ENTRIES SHOWN:
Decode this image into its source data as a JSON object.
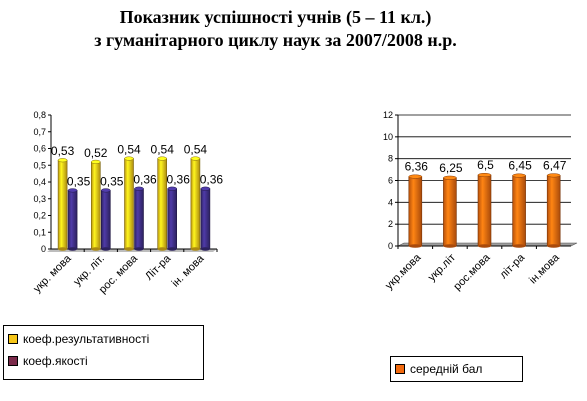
{
  "title": {
    "line1": "Показник успішності учнів (5 – 11 кл.)",
    "line2": "з гуманітарного циклу наук за 2007/2008 н.р."
  },
  "colors": {
    "yellow": "#f5c518",
    "purple": "#3f2f86",
    "orange": "#f26a0f"
  },
  "chart_data": [
    {
      "type": "bar",
      "categories": [
        "укр. мова",
        "укр. літ.",
        "рос. мова",
        "Літ-ра",
        "ін. мова"
      ],
      "series": [
        {
          "name": "коеф.результативності",
          "values": [
            0.53,
            0.52,
            0.54,
            0.54,
            0.54
          ],
          "labels": [
            "0,53",
            "0,52",
            "0,54",
            "0,54",
            "0,54"
          ]
        },
        {
          "name": "коеф.якості",
          "values": [
            0.35,
            0.35,
            0.36,
            0.36,
            0.36
          ],
          "labels": [
            "0,35",
            "0,35",
            "0,36",
            "0,36",
            "0,36"
          ]
        }
      ],
      "ylim": [
        0,
        0.8
      ],
      "yticks": [
        "0",
        "0,1",
        "0,2",
        "0,3",
        "0,4",
        "0,5",
        "0,6",
        "0,7",
        "0,8"
      ],
      "grid": false,
      "legend": "bottom"
    },
    {
      "type": "bar",
      "categories": [
        "укр.мова",
        "укр.літ",
        "рос.мова",
        "літ-ра",
        "ін.мова"
      ],
      "series": [
        {
          "name": "середній бал",
          "values": [
            6.36,
            6.25,
            6.5,
            6.45,
            6.47
          ],
          "labels": [
            "6,36",
            "6,25",
            "6,5",
            "6,45",
            "6,47"
          ]
        }
      ],
      "ylim": [
        0,
        12
      ],
      "yticks": [
        "0",
        "2",
        "4",
        "6",
        "8",
        "10",
        "12"
      ],
      "grid": true,
      "legend": "bottom"
    }
  ]
}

WORK TO COMPLETE:
Reproduce the entries above without change, omitting all pictures.

WRITTEN REPLY:
Decode this image into its source data as a JSON object.
{
  "title": {
    "line1": "Показник успішності учнів (5 – 11 кл.)",
    "line2": "з гуманітарного циклу наук за 2007/2008 н.р."
  },
  "colors": {
    "yellow": "#f5c518",
    "purple": "#3f2f86",
    "orange": "#f26a0f"
  },
  "chart_data": [
    {
      "type": "bar",
      "categories": [
        "укр. мова",
        "укр. літ.",
        "рос. мова",
        "Літ-ра",
        "ін. мова"
      ],
      "series": [
        {
          "name": "коеф.результативності",
          "values": [
            0.53,
            0.52,
            0.54,
            0.54,
            0.54
          ],
          "labels": [
            "0,53",
            "0,52",
            "0,54",
            "0,54",
            "0,54"
          ]
        },
        {
          "name": "коеф.якості",
          "values": [
            0.35,
            0.35,
            0.36,
            0.36,
            0.36
          ],
          "labels": [
            "0,35",
            "0,35",
            "0,36",
            "0,36",
            "0,36"
          ]
        }
      ],
      "ylim": [
        0,
        0.8
      ],
      "yticks": [
        "0",
        "0,1",
        "0,2",
        "0,3",
        "0,4",
        "0,5",
        "0,6",
        "0,7",
        "0,8"
      ],
      "grid": false,
      "legend": "bottom"
    },
    {
      "type": "bar",
      "categories": [
        "укр.мова",
        "укр.літ",
        "рос.мова",
        "літ-ра",
        "ін.мова"
      ],
      "series": [
        {
          "name": "середній бал",
          "values": [
            6.36,
            6.25,
            6.5,
            6.45,
            6.47
          ],
          "labels": [
            "6,36",
            "6,25",
            "6,5",
            "6,45",
            "6,47"
          ]
        }
      ],
      "ylim": [
        0,
        12
      ],
      "yticks": [
        "0",
        "2",
        "4",
        "6",
        "8",
        "10",
        "12"
      ],
      "grid": true,
      "legend": "bottom"
    }
  ]
}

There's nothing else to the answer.